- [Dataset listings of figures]
▬▬▬▬▬▬
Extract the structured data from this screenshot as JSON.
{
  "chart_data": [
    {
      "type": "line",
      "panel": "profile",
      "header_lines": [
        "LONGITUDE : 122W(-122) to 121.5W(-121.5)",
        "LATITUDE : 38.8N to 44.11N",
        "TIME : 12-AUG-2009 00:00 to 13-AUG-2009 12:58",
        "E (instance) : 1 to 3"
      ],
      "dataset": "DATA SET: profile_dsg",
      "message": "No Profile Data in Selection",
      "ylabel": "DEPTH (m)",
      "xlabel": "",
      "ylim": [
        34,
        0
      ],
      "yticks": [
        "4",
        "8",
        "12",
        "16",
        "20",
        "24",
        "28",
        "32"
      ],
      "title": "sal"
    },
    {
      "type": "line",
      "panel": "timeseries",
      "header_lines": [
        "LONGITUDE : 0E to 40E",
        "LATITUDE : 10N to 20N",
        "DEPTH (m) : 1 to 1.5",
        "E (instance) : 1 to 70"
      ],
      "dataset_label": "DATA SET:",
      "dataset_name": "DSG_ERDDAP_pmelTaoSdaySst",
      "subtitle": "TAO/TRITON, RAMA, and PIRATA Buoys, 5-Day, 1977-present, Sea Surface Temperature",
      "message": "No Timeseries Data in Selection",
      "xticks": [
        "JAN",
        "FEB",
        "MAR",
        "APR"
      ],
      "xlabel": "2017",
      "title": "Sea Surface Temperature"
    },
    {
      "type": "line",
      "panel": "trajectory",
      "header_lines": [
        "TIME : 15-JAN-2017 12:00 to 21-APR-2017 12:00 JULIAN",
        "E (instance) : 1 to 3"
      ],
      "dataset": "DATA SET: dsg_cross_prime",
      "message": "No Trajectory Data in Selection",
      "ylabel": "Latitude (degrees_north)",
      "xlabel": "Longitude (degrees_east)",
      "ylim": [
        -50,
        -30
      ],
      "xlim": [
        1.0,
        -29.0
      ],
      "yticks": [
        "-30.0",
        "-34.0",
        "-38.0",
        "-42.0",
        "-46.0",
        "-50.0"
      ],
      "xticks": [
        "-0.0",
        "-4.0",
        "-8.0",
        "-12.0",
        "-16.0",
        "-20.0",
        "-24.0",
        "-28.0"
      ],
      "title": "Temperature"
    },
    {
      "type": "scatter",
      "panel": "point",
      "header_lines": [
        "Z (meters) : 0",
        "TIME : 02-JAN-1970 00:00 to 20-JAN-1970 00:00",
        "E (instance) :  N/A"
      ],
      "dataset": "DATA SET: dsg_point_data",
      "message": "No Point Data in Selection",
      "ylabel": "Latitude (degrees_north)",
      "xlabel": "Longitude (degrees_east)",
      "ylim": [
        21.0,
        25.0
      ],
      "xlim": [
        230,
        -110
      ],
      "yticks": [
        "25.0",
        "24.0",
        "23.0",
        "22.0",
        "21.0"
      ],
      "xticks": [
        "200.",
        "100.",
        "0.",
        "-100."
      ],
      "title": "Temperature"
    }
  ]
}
▬▬▬▬▬▬
- [Problem details] Copy all lines from the entries that contain the word "xlabel".

- [Result for this task]
      "xlabel": "",
      "xlabel": "2017",
      "xlabel": "Longitude (degrees_east)",
      "xlabel": "Longitude (degrees_east)",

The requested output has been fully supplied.